● What is needed: Using the records that follow, copy every line containing the word "στόν".

● Recorded data:
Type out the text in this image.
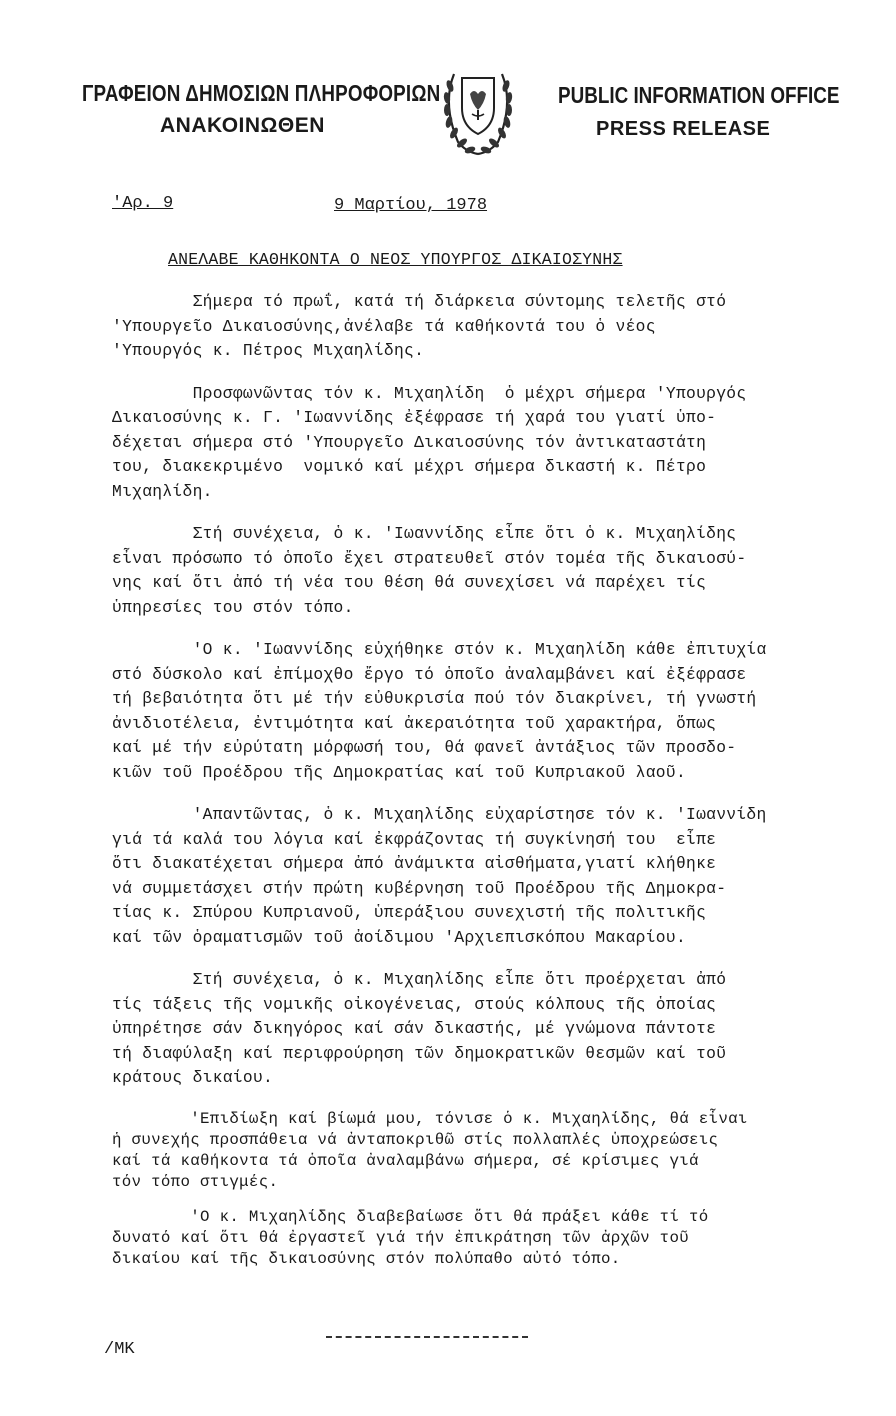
ΓΡΑΦΕΙΟΝ ΔΗΜΟΣΙΩΝ ΠΛΗΡΟΦΟΡΙΩΝ
ΑΝΑΚΟΙΝΩΘΕΝ
PUBLIC INFORMATION OFFICE
PRESS RELEASE
'Αρ. 9	9 Μαρτίου, 1978
ΑΝΕΛΑΒΕ ΚΑΘΗΚΟΝΤΑ Ο ΝΕΟΣ ΥΠΟΥΡΓΟΣ ΔΙΚΑΙΟΣΥΝΗΣ
Σήμερα τό πρωΐ, κατά τή διάρκεια σύντομης τελετῆς στό
'Υπουργεῖο Δικαιοσύνης,ἀνέλαβε τά καθήκοντά του ὁ νέος
'Υπουργός κ. Πέτρος Μιχαηλίδης.
Προσφωνῶντας τόν κ. Μιχαηλίδη  ὁ μέχρι σήμερα 'Υπουργός
Δικαιοσύνης κ. Γ. 'Ιωαννίδης ἐξέφρασε τή χαρά του γιατί ὑπο-
δέχεται σήμερα στό 'Υπουργεῖο Δικαιοσύνης τόν ἀντικαταστάτη
του, διακεκριμένο  νομικό καί μέχρι σήμερα δικαστή κ. Πέτρο
Μιχαηλίδη.
Στή συνέχεια, ὁ κ. 'Ιωαννίδης εἶπε ὅτι ὁ κ. Μιχαηλίδης
εἶναι πρόσωπο τό ὁποῖο ἔχει στρατευθεῖ στόν τομέα τῆς δικαιοσύ-
νης καί ὅτι ἀπό τή νέα του θέση θά συνεχίσει νά παρέχει τίς
ὑπηρεσίες του στόν τόπο.
'Ο κ. 'Ιωαννίδης εὐχήθηκε στόν κ. Μιχαηλίδη κάθε ἐπιτυχία
στό δύσκολο καί ἐπίμοχθο ἔργο τό ὁποῖο ἀναλαμβάνει καί ἐξέφρασε
τή βεβαιότητα ὅτι μέ τήν εὐθυκρισία πού τόν διακρίνει, τή γνωστή
ἀνιδιοτέλεια, ἐντιμότητα καί ἀκεραιότητα τοῦ χαρακτήρα, ὅπως
καί μέ τήν εὐρύτατη μόρφωσή του, θά φανεῖ ἀντάξιος τῶν προσδο-
κιῶν τοῦ Προέδρου τῆς Δημοκρατίας καί τοῦ Κυπριακοῦ λαοῦ.
'Απαντῶντας, ὁ κ. Μιχαηλίδης εὐχαρίστησε τόν κ. 'Ιωαννίδη
γιά τά καλά του λόγια καί ἐκφράζοντας τή συγκίνησή του  εἶπε
ὅτι διακατέχεται σήμερα ἀπό ἀνάμικτα αἰσθήματα,γιατί κλήθηκε
νά συμμετάσχει στήν πρώτη κυβέρνηση τοῦ Προέδρου τῆς Δημοκρα-
τίας κ. Σπύρου Κυπριανοῦ, ὑπεράξιου συνεχιστή τῆς πολιτικῆς
καί τῶν ὁραματισμῶν τοῦ ἀοίδιμου 'Αρχιεπισκόπου Μακαρίου.
Στή συνέχεια, ὁ κ. Μιχαηλίδης εἶπε ὅτι προέρχεται ἀπό
τίς τάξεις τῆς νομικῆς οἰκογένειας, στούς κόλπους τῆς ὁποίας
ὑπηρέτησε σάν δικηγόρος καί σάν δικαστής, μέ γνώμονα πάντοτε
τή διαφύλαξη καί περιφρούρηση τῶν δημοκρατικῶν θεσμῶν καί τοῦ
κράτους δικαίου.
'Επιδίωξη καί βίωμά μου, τόνισε ὁ κ. Μιχαηλίδης, θά εἶναι
ἡ συνεχής προσπάθεια νά ἀνταποκριθῶ στίς πολλαπλές ὑποχρεώσεις
καί τά καθήκοντα τά ὁποῖα ἀναλαμβάνω σήμερα, σέ κρίσιμες γιά
τόν τόπο στιγμές.
'Ο κ. Μιχαηλίδης διαβεβαίωσε ὅτι θά πράξει κάθε τί τό
δυνατό καί ὅτι θά ἐργαστεῖ γιά τήν ἐπικράτηση τῶν ἀρχῶν τοῦ
δικαίου καί τῆς δικαιοσύνης στόν πολύπαθο αὐτό τόπο.
/MK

● Written response:
εἶναι πρόσωπο τό ὁποῖο ἔχει στρατευθεῖ στόν τομέα τῆς δικαιοσύ-
ὑπηρεσίες του στόν τόπο.
'Ο κ. 'Ιωαννίδης εὐχήθηκε στόν κ. Μιχαηλίδη κάθε ἐπιτυχία
δικαίου καί τῆς δικαιοσύνης στόν πολύπαθο αὐτό τόπο.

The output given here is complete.